* **Exercise details**: Below are the records. List every line holding the word "Добавить".

-- BEGIN Records provided --

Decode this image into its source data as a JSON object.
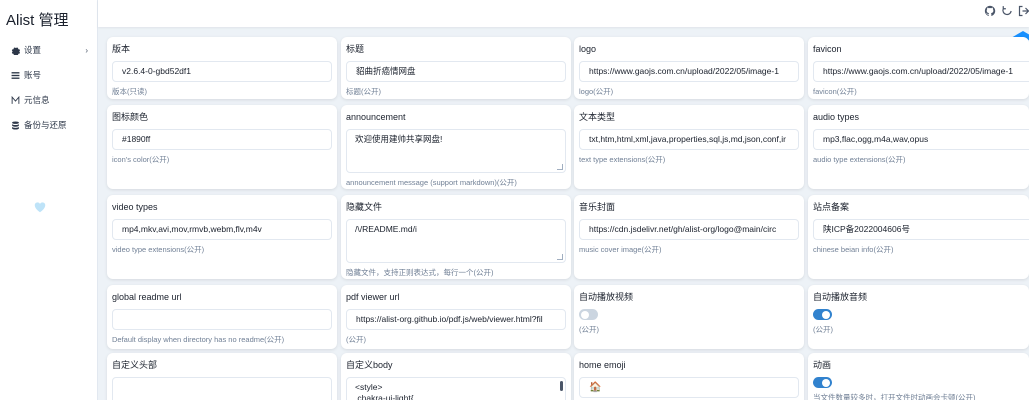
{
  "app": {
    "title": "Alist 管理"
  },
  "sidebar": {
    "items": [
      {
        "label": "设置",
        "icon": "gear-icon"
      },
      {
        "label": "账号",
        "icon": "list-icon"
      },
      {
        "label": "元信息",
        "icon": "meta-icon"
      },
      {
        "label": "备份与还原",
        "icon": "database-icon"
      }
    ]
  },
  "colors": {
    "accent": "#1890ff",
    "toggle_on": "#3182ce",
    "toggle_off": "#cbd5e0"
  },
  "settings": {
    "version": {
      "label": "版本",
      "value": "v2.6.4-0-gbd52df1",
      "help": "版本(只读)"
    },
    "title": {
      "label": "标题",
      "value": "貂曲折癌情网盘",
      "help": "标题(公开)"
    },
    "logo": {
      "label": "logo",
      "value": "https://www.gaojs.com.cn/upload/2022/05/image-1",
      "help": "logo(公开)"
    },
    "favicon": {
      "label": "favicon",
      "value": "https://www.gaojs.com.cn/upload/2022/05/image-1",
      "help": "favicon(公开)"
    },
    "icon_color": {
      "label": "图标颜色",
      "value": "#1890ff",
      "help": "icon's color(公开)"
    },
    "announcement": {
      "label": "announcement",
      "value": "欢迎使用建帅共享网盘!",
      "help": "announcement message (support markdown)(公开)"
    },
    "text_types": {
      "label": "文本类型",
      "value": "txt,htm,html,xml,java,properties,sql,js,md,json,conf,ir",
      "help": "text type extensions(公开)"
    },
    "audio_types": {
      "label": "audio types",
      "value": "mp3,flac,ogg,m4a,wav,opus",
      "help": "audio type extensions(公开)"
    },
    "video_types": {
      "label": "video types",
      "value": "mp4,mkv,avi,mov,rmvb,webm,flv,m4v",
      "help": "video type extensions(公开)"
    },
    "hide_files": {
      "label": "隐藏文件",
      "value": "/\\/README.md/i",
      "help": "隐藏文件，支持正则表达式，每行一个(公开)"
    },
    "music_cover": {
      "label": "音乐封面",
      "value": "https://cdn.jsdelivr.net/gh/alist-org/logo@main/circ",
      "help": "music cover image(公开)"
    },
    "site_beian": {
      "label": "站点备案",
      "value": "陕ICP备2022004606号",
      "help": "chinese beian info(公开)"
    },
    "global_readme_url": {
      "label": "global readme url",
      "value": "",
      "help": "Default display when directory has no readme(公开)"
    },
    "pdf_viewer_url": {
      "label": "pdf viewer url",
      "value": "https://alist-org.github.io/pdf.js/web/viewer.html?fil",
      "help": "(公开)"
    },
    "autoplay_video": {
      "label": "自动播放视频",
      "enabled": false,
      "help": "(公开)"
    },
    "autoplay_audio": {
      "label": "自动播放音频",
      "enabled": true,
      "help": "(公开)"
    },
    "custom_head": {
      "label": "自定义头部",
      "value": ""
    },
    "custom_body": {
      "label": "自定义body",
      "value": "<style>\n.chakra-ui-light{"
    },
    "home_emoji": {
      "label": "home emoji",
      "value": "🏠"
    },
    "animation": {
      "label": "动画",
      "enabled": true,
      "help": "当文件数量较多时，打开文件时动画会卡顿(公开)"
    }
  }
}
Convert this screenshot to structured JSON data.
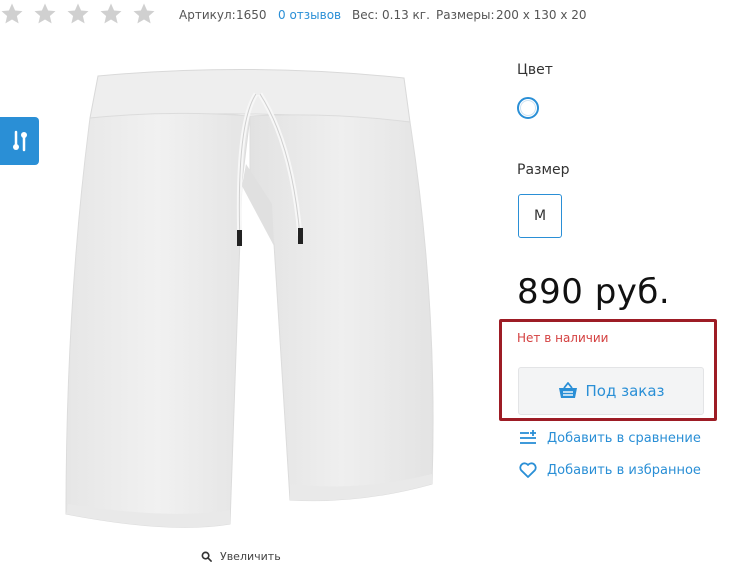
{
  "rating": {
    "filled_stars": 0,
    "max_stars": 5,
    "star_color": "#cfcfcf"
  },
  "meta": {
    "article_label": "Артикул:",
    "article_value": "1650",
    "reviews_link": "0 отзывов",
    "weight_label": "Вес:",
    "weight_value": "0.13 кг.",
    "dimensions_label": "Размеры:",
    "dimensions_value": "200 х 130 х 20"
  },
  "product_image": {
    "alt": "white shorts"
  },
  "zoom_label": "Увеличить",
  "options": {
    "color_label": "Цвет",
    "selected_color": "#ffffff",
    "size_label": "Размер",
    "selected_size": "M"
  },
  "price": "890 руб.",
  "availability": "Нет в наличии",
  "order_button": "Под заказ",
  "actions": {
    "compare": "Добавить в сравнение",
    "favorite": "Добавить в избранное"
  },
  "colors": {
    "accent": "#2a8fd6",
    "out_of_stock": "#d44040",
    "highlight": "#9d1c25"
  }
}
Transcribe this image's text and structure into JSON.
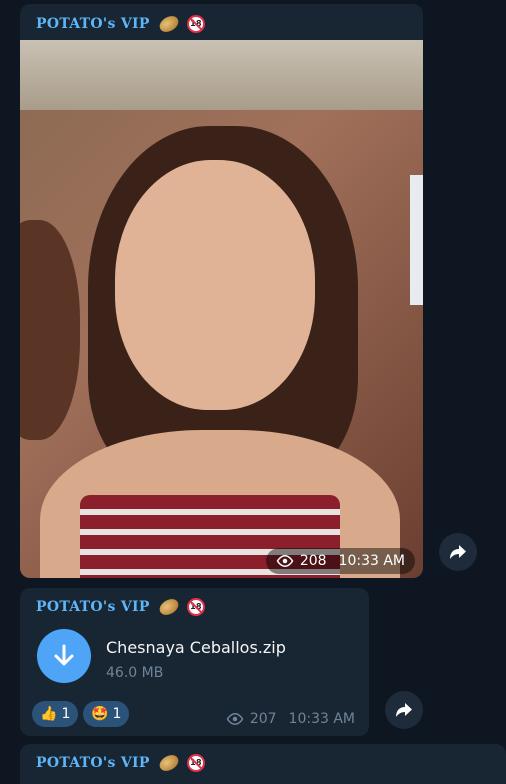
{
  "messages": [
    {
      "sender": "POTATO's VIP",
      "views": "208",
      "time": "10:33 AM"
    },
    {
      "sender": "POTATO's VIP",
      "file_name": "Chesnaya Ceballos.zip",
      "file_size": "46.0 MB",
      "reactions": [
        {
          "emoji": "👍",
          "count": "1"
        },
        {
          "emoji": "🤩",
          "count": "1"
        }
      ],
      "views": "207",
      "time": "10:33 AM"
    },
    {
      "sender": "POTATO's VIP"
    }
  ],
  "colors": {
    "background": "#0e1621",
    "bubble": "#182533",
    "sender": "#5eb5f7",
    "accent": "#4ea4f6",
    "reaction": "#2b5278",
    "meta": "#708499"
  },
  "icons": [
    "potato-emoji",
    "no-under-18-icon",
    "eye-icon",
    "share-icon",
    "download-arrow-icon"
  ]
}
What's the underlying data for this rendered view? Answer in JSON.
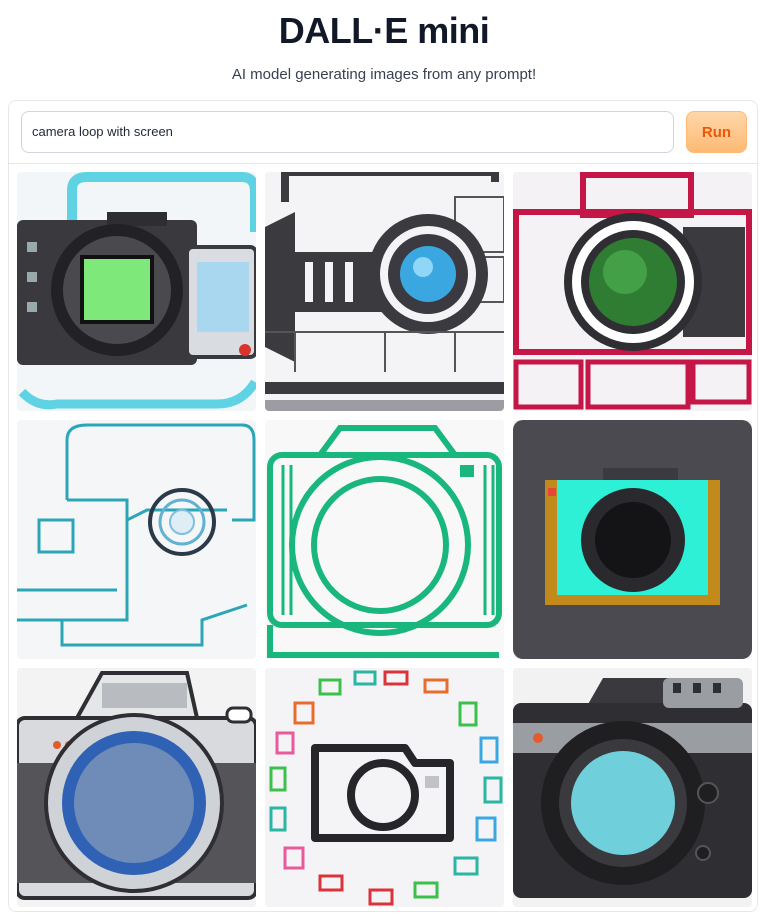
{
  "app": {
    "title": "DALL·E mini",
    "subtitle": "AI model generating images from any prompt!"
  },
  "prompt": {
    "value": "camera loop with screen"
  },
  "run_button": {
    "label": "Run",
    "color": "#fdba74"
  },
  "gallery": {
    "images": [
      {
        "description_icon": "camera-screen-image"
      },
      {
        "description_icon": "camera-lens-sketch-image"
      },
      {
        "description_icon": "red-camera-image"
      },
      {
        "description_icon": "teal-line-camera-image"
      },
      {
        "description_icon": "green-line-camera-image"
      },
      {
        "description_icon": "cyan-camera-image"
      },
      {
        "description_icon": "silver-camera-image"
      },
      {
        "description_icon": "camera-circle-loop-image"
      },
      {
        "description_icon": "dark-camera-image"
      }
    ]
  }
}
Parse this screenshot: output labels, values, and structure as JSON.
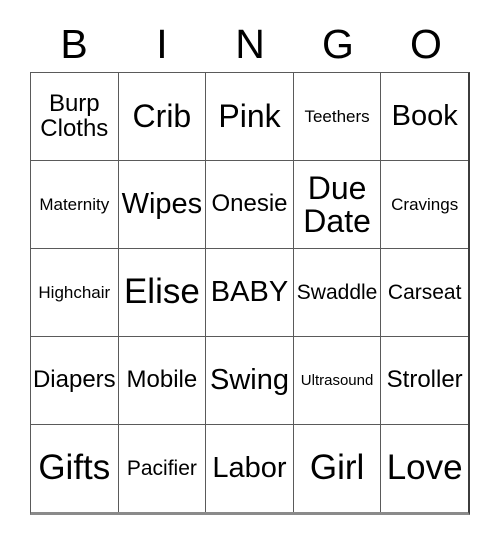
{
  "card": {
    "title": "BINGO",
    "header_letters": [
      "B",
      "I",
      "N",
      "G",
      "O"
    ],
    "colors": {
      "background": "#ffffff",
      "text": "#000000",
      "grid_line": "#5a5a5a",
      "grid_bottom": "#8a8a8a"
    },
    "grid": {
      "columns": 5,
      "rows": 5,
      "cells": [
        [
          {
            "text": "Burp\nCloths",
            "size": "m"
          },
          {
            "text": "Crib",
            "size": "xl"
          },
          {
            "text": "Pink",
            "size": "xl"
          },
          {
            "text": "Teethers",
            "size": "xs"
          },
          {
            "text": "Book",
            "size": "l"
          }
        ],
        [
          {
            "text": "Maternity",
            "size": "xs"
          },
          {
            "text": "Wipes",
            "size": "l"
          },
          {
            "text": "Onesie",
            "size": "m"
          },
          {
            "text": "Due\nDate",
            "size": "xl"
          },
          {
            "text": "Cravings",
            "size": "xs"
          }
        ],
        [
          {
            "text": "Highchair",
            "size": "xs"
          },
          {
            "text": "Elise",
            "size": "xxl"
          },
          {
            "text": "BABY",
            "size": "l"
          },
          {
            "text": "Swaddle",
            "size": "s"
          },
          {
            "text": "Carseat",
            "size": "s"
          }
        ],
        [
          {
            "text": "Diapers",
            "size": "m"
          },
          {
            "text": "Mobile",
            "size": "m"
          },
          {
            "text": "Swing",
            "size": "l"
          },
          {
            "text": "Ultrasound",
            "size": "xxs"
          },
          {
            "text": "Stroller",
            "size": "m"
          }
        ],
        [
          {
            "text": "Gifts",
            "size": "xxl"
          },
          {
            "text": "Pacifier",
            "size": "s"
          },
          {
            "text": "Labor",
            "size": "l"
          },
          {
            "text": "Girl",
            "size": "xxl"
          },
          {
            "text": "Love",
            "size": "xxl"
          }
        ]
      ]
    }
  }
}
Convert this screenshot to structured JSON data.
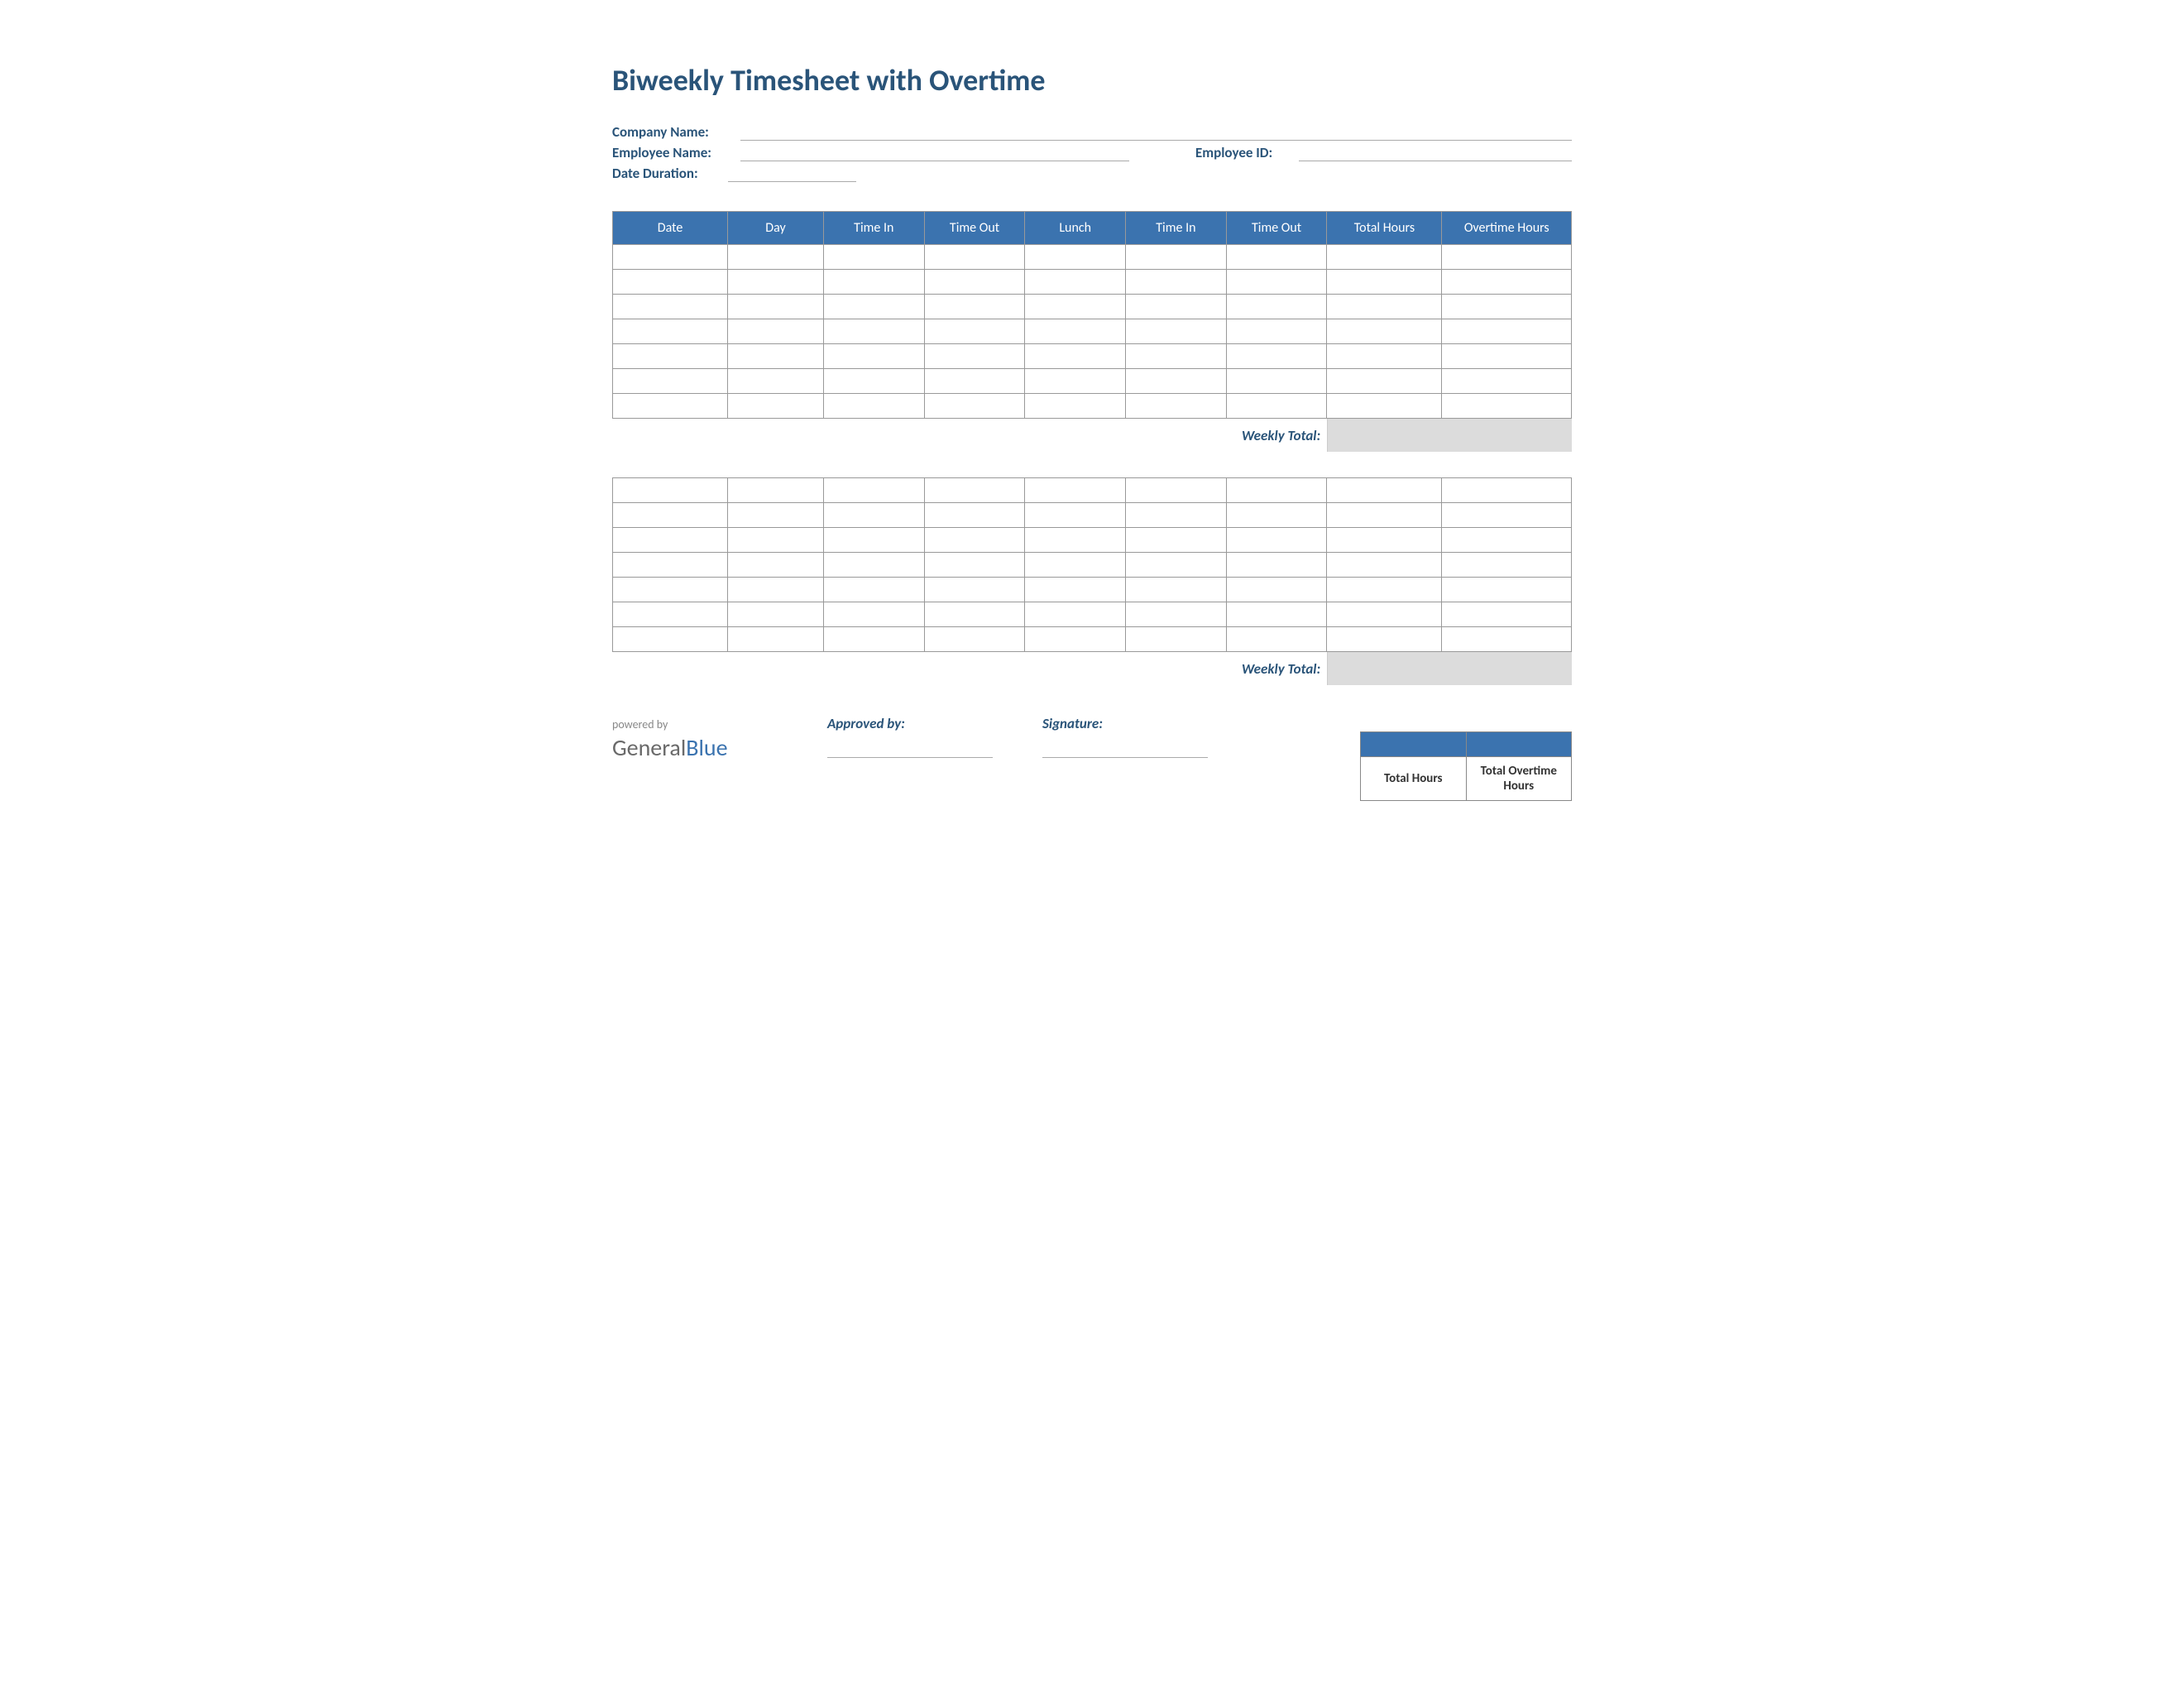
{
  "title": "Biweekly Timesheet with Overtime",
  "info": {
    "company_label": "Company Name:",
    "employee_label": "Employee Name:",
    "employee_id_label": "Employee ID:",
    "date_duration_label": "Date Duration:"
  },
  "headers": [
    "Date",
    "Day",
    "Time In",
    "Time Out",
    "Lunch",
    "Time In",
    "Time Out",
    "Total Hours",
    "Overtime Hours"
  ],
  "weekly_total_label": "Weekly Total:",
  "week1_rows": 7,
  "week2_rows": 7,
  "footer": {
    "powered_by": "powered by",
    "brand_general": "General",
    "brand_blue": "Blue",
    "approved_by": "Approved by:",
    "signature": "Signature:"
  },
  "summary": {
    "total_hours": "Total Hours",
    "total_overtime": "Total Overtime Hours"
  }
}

-- END Records provided --

* **Result of this exercise**:
    "compare": "Добавить в сравнение",
    "favorite": "Добавить в избранное"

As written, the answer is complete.